Stored items from a collection
────

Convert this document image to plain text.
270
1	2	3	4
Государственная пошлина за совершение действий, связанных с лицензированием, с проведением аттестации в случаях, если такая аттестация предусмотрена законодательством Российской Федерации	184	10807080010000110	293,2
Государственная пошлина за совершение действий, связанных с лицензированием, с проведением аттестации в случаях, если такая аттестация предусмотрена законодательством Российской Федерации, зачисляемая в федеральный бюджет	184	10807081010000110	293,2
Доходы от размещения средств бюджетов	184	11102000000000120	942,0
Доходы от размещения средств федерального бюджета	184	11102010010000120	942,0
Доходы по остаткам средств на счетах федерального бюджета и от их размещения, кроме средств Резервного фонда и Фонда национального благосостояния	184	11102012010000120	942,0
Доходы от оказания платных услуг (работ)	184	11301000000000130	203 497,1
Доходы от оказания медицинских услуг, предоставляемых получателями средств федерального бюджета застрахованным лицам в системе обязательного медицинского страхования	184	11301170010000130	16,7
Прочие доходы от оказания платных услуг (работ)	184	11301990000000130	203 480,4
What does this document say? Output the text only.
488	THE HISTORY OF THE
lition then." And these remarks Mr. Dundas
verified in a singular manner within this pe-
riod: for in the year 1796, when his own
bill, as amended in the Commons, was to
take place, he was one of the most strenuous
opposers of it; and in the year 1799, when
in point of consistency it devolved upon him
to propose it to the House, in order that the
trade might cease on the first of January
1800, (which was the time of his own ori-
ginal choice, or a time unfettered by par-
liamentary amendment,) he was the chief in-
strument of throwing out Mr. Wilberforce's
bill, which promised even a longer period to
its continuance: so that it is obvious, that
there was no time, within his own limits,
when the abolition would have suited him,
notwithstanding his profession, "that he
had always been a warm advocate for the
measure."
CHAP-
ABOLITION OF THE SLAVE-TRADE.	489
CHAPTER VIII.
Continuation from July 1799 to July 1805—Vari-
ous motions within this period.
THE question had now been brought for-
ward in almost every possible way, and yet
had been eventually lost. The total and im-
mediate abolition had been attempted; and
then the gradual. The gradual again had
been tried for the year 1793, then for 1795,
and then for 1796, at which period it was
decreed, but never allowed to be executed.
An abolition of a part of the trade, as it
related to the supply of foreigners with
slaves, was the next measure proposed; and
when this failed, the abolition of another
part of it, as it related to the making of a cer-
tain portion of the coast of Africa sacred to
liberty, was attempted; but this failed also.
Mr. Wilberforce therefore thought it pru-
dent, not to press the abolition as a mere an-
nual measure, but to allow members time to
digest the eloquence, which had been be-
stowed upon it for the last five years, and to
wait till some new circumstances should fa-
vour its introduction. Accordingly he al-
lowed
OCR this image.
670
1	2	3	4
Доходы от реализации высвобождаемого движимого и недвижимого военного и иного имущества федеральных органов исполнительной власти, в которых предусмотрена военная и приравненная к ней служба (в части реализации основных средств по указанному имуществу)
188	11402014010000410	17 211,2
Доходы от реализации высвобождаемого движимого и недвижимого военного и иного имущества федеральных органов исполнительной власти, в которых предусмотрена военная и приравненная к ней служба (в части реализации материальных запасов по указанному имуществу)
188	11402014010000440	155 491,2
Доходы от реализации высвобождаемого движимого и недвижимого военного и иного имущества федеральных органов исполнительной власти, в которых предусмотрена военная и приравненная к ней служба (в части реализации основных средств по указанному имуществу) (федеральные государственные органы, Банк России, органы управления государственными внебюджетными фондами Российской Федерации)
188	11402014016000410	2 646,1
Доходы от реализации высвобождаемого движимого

────

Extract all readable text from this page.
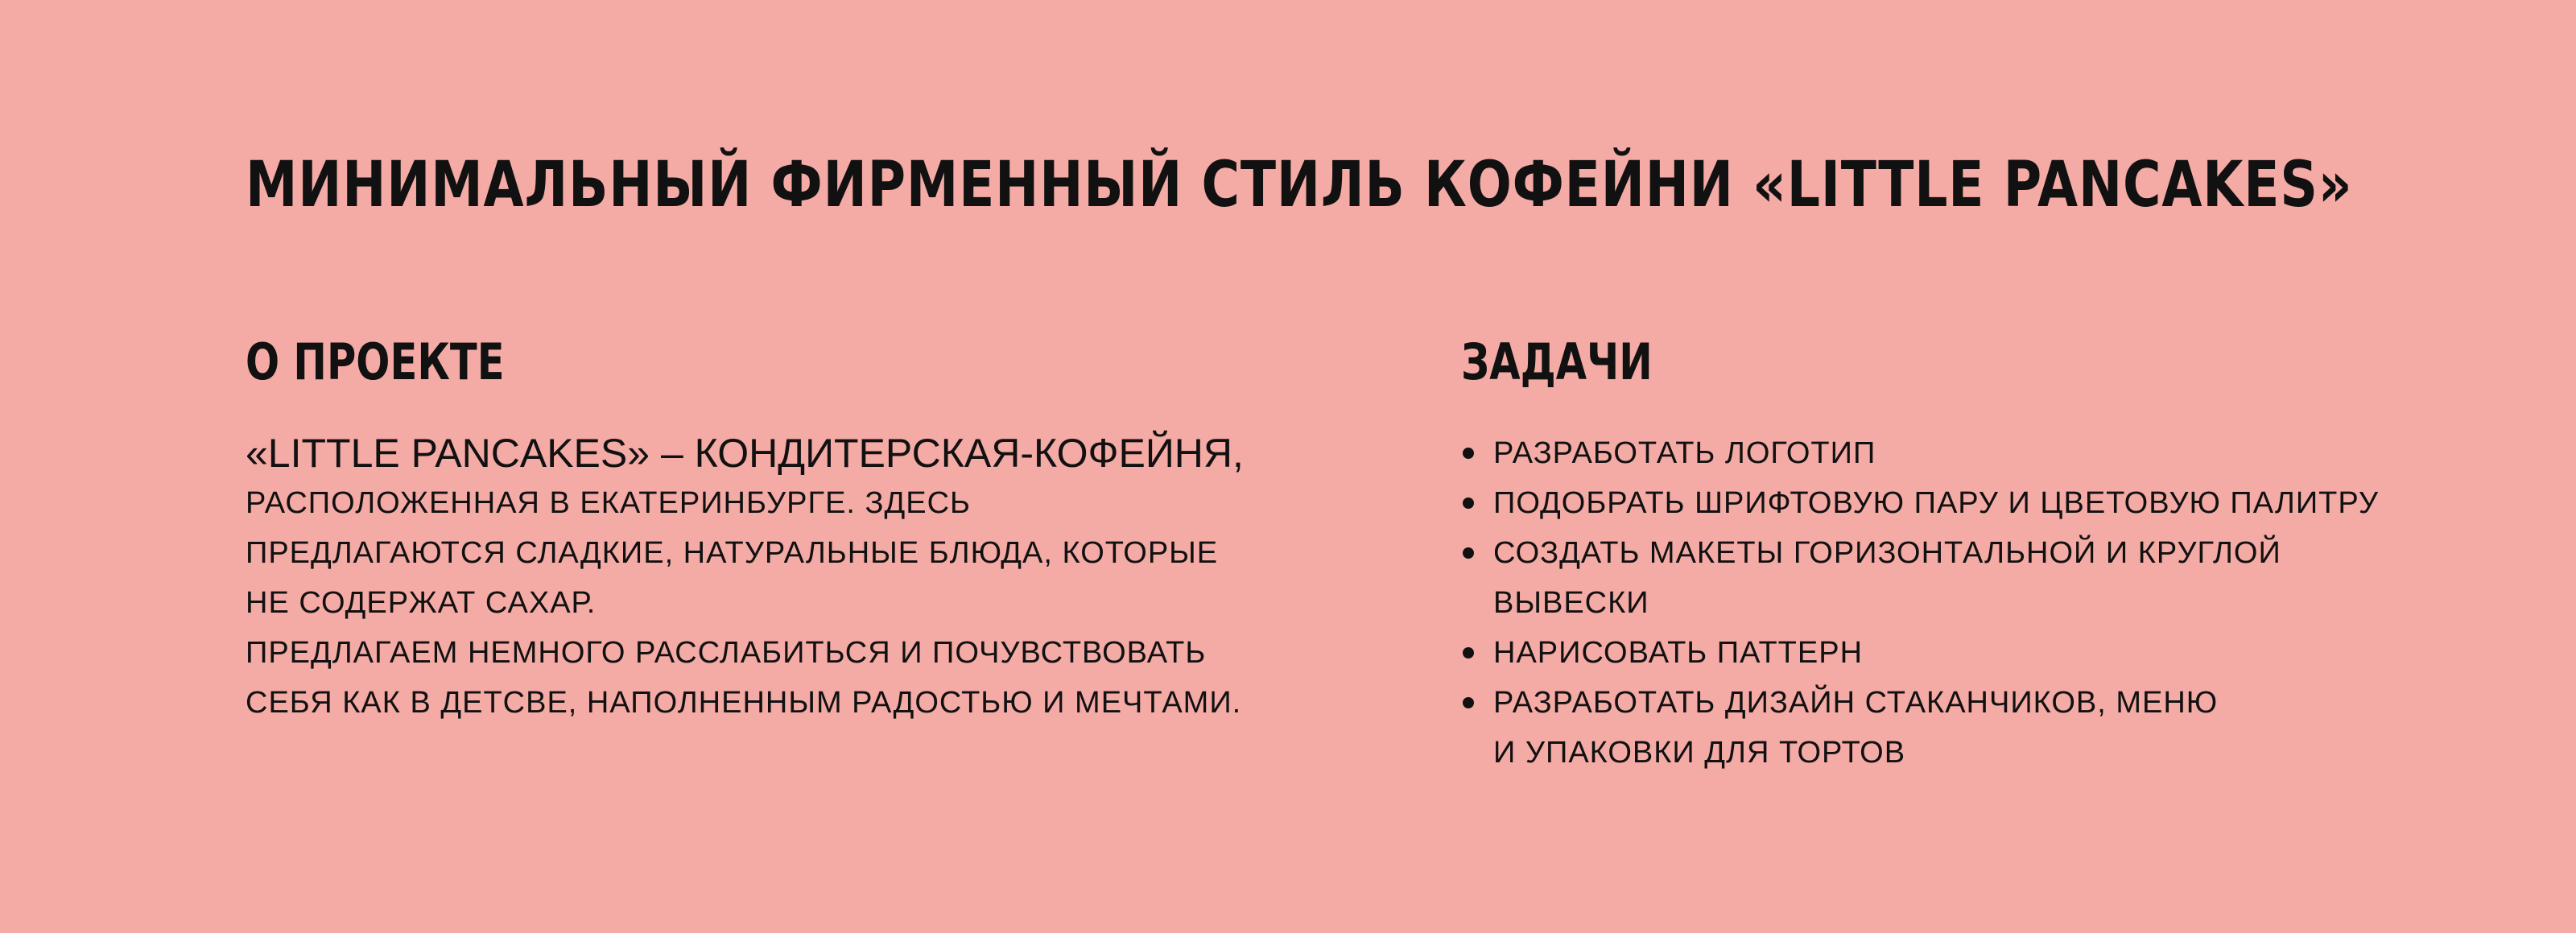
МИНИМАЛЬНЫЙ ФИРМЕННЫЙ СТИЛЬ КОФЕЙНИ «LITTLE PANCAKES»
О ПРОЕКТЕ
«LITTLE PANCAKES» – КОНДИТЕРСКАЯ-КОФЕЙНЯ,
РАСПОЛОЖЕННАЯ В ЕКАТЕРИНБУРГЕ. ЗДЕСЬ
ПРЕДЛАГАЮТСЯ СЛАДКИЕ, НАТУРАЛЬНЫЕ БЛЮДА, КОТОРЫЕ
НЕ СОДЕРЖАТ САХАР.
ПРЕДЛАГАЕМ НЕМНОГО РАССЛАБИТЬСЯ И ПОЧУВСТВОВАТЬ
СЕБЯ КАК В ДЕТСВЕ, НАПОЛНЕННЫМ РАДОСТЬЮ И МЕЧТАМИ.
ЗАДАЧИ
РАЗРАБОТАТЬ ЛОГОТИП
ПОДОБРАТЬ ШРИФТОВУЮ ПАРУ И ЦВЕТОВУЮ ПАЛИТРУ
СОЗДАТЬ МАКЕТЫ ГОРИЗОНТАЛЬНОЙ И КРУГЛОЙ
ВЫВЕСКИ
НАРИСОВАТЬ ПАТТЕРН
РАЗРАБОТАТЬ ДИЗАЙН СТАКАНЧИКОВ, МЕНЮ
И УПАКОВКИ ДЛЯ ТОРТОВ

────

- **EXERCISE REQUIREMENTS**:
State, as a number only, how many lines in the entries include "власти".

- **THE ANSWER**:
3